▸ **EXERCISE REQUIREMENTS**
Reproduce every line of the data below verbatim, without altering, omitting, or reordering anything.

▸ **INPUT RECORDS**
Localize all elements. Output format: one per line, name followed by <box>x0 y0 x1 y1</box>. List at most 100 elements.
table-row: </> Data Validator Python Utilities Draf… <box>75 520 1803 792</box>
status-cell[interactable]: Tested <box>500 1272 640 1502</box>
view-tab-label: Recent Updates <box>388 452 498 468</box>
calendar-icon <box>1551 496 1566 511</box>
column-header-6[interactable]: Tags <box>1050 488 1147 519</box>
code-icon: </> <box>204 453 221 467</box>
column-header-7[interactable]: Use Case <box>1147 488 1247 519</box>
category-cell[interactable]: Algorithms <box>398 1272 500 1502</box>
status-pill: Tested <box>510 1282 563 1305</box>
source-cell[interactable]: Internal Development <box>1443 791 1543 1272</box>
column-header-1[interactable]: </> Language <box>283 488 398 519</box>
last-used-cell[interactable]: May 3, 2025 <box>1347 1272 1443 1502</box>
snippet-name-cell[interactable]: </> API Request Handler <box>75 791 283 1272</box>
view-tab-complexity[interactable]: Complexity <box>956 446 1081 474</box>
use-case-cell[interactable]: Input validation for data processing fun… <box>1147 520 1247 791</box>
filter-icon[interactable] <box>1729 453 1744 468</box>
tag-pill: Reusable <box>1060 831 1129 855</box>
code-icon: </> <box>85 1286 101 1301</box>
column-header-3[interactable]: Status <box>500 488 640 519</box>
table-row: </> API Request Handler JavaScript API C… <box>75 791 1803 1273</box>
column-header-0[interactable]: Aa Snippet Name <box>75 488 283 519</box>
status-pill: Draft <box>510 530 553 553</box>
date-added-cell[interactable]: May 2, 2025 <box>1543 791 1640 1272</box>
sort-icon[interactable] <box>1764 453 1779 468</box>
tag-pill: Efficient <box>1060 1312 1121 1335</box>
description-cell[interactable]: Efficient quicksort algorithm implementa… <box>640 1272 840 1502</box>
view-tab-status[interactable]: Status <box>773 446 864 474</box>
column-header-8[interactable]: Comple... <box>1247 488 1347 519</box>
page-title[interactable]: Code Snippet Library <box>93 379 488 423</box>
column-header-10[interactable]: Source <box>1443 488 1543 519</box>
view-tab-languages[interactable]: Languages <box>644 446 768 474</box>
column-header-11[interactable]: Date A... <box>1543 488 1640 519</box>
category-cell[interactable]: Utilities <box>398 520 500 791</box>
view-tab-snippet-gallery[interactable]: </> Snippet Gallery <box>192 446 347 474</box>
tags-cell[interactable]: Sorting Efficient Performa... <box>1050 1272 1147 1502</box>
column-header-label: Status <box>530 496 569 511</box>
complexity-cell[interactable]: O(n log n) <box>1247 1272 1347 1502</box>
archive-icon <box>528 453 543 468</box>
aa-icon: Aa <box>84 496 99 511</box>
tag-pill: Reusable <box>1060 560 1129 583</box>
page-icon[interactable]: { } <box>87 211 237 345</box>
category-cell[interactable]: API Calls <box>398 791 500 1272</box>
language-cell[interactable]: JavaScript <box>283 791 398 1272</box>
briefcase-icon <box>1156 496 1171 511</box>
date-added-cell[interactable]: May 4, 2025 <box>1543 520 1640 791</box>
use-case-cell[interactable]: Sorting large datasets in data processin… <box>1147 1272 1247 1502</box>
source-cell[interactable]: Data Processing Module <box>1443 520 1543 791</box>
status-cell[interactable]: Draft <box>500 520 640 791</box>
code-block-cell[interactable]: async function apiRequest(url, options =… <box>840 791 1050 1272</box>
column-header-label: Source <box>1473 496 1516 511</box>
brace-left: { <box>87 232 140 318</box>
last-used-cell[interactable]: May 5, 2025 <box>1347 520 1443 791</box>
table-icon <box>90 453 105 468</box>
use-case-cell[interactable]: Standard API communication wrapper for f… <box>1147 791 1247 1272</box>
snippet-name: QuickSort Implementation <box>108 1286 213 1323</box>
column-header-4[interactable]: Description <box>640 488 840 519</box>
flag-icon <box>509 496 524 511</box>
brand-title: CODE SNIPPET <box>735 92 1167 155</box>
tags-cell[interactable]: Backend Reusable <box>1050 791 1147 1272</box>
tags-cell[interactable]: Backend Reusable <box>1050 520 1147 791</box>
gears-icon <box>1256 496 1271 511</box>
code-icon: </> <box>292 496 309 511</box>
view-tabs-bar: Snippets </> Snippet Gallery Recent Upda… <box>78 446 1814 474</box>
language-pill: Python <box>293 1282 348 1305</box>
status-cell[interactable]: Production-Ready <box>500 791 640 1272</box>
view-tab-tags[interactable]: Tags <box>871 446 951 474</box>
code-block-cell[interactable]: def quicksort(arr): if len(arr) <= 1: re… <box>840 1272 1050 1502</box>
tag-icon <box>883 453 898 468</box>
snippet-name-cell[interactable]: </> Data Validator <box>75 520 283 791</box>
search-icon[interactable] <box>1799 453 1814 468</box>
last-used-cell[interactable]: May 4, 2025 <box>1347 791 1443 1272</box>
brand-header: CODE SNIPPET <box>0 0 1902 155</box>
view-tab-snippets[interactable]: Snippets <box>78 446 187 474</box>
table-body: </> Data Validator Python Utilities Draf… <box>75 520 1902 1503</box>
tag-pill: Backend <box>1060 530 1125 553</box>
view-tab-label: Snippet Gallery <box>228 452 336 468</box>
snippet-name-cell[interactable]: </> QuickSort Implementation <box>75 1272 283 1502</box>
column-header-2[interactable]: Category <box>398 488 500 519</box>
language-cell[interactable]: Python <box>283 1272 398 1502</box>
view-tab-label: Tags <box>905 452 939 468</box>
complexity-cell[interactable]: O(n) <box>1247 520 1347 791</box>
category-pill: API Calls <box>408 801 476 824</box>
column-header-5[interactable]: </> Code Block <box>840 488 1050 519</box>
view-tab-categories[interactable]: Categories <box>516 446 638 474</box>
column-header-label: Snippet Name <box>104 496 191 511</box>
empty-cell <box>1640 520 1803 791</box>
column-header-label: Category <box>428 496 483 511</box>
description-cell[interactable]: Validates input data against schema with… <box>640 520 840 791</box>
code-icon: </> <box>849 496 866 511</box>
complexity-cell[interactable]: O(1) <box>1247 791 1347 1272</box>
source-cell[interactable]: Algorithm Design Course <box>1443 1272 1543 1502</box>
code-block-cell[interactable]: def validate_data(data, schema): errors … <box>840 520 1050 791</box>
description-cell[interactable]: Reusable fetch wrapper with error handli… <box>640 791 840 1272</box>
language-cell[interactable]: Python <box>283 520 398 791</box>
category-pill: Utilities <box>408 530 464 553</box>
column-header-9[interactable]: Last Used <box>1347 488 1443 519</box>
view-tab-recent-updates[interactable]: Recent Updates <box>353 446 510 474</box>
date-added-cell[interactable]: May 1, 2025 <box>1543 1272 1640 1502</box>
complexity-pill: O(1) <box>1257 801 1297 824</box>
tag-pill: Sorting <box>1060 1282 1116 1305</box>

▸ **REPLY**
Localize all elements. Output format: one per line, name followed by <box>x0 y0 x1 y1</box>. List at most 100 elements.
table-row: </> Data Validator Python Utilities Draf… <box>75 520 1803 792</box>
status-cell[interactable]: Tested <box>500 1272 640 1502</box>
view-tab-label: Recent Updates <box>388 452 498 468</box>
calendar-icon <box>1551 496 1566 511</box>
column-header-6[interactable]: Tags <box>1050 488 1147 519</box>
code-icon: </> <box>204 453 221 467</box>
column-header-7[interactable]: Use Case <box>1147 488 1247 519</box>
category-cell[interactable]: Algorithms <box>398 1272 500 1502</box>
status-pill: Tested <box>510 1282 563 1305</box>
source-cell[interactable]: Internal Development <box>1443 791 1543 1272</box>
column-header-1[interactable]: </> Language <box>283 488 398 519</box>
last-used-cell[interactable]: May 3, 2025 <box>1347 1272 1443 1502</box>
snippet-name-cell[interactable]: </> API Request Handler <box>75 791 283 1272</box>
view-tab-complexity[interactable]: Complexity <box>956 446 1081 474</box>
use-case-cell[interactable]: Input validation for data processing fun… <box>1147 520 1247 791</box>
filter-icon[interactable] <box>1729 453 1744 468</box>
tag-pill: Reusable <box>1060 831 1129 855</box>
code-icon: </> <box>85 1286 101 1301</box>
column-header-3[interactable]: Status <box>500 488 640 519</box>
table-row: </> API Request Handler JavaScript API C… <box>75 791 1803 1273</box>
column-header-0[interactable]: Aa Snippet Name <box>75 488 283 519</box>
status-pill: Draft <box>510 530 553 553</box>
date-added-cell[interactable]: May 2, 2025 <box>1543 791 1640 1272</box>
sort-icon[interactable] <box>1764 453 1779 468</box>
tag-pill: Efficient <box>1060 1312 1121 1335</box>
description-cell[interactable]: Efficient quicksort algorithm implementa… <box>640 1272 840 1502</box>
view-tab-status[interactable]: Status <box>773 446 864 474</box>
column-header-8[interactable]: Comple... <box>1247 488 1347 519</box>
page-title[interactable]: Code Snippet Library <box>93 379 488 423</box>
column-header-10[interactable]: Source <box>1443 488 1543 519</box>
view-tab-languages[interactable]: Languages <box>644 446 768 474</box>
column-header-11[interactable]: Date A... <box>1543 488 1640 519</box>
category-cell[interactable]: Utilities <box>398 520 500 791</box>
view-tab-snippet-gallery[interactable]: </> Snippet Gallery <box>192 446 347 474</box>
tags-cell[interactable]: Sorting Efficient Performa... <box>1050 1272 1147 1502</box>
column-header-label: Status <box>530 496 569 511</box>
complexity-cell[interactable]: O(n log n) <box>1247 1272 1347 1502</box>
archive-icon <box>528 453 543 468</box>
aa-icon: Aa <box>84 496 99 511</box>
tag-pill: Reusable <box>1060 560 1129 583</box>
page-icon[interactable]: { } <box>87 211 237 345</box>
category-cell[interactable]: API Calls <box>398 791 500 1272</box>
language-cell[interactable]: JavaScript <box>283 791 398 1272</box>
briefcase-icon <box>1156 496 1171 511</box>
date-added-cell[interactable]: May 4, 2025 <box>1543 520 1640 791</box>
use-case-cell[interactable]: Sorting large datasets in data processin… <box>1147 1272 1247 1502</box>
source-cell[interactable]: Data Processing Module <box>1443 520 1543 791</box>
status-cell[interactable]: Draft <box>500 520 640 791</box>
code-block-cell[interactable]: async function apiRequest(url, options =… <box>840 791 1050 1272</box>
column-header-label: Source <box>1473 496 1516 511</box>
brace-left: { <box>87 232 140 318</box>
last-used-cell[interactable]: May 5, 2025 <box>1347 520 1443 791</box>
table-icon <box>90 453 105 468</box>
use-case-cell[interactable]: Standard API communication wrapper for f… <box>1147 791 1247 1272</box>
snippet-name: QuickSort Implementation <box>108 1286 213 1323</box>
column-header-4[interactable]: Description <box>640 488 840 519</box>
flag-icon <box>509 496 524 511</box>
brand-title: CODE SNIPPET <box>735 92 1167 155</box>
tags-cell[interactable]: Backend Reusable <box>1050 791 1147 1272</box>
tags-cell[interactable]: Backend Reusable <box>1050 520 1147 791</box>
gears-icon <box>1256 496 1271 511</box>
code-icon: </> <box>292 496 309 511</box>
view-tabs-bar: Snippets </> Snippet Gallery Recent Upda… <box>78 446 1814 474</box>
language-pill: Python <box>293 1282 348 1305</box>
status-cell[interactable]: Production-Ready <box>500 791 640 1272</box>
view-tab-tags[interactable]: Tags <box>871 446 951 474</box>
code-block-cell[interactable]: def quicksort(arr): if len(arr) <= 1: re… <box>840 1272 1050 1502</box>
tag-icon <box>883 453 898 468</box>
snippet-name-cell[interactable]: </> Data Validator <box>75 520 283 791</box>
search-icon[interactable] <box>1799 453 1814 468</box>
last-used-cell[interactable]: May 4, 2025 <box>1347 791 1443 1272</box>
brand-header: CODE SNIPPET <box>0 0 1902 155</box>
view-tab-snippets[interactable]: Snippets <box>78 446 187 474</box>
table-body: </> Data Validator Python Utilities Draf… <box>75 520 1902 1503</box>
tag-pill: Backend <box>1060 530 1125 553</box>
view-tab-label: Snippet Gallery <box>228 452 336 468</box>
snippet-name-cell[interactable]: </> QuickSort Implementation <box>75 1272 283 1502</box>
column-header-2[interactable]: Category <box>398 488 500 519</box>
language-cell[interactable]: Python <box>283 1272 398 1502</box>
view-tab-label: Tags <box>905 452 939 468</box>
complexity-cell[interactable]: O(n) <box>1247 520 1347 791</box>
category-pill: API Calls <box>408 801 476 824</box>
column-header-5[interactable]: </> Code Block <box>840 488 1050 519</box>
view-tab-categories[interactable]: Categories <box>516 446 638 474</box>
column-header-label: Snippet Name <box>104 496 191 511</box>
empty-cell <box>1640 520 1803 791</box>
column-header-label: Category <box>428 496 483 511</box>
description-cell[interactable]: Validates input data against schema with… <box>640 520 840 791</box>
code-icon: </> <box>849 496 866 511</box>
complexity-cell[interactable]: O(1) <box>1247 791 1347 1272</box>
source-cell[interactable]: Algorithm Design Course <box>1443 1272 1543 1502</box>
code-block-cell[interactable]: def validate_data(data, schema): errors … <box>840 520 1050 791</box>
description-cell[interactable]: Reusable fetch wrapper with error handli… <box>640 791 840 1272</box>
language-cell[interactable]: Python <box>283 520 398 791</box>
category-pill: Utilities <box>408 530 464 553</box>
column-header-9[interactable]: Last Used <box>1347 488 1443 519</box>
view-tab-recent-updates[interactable]: Recent Updates <box>353 446 510 474</box>
date-added-cell[interactable]: May 1, 2025 <box>1543 1272 1640 1502</box>
complexity-pill: O(1) <box>1257 801 1297 824</box>
tag-pill: Sorting <box>1060 1282 1116 1305</box>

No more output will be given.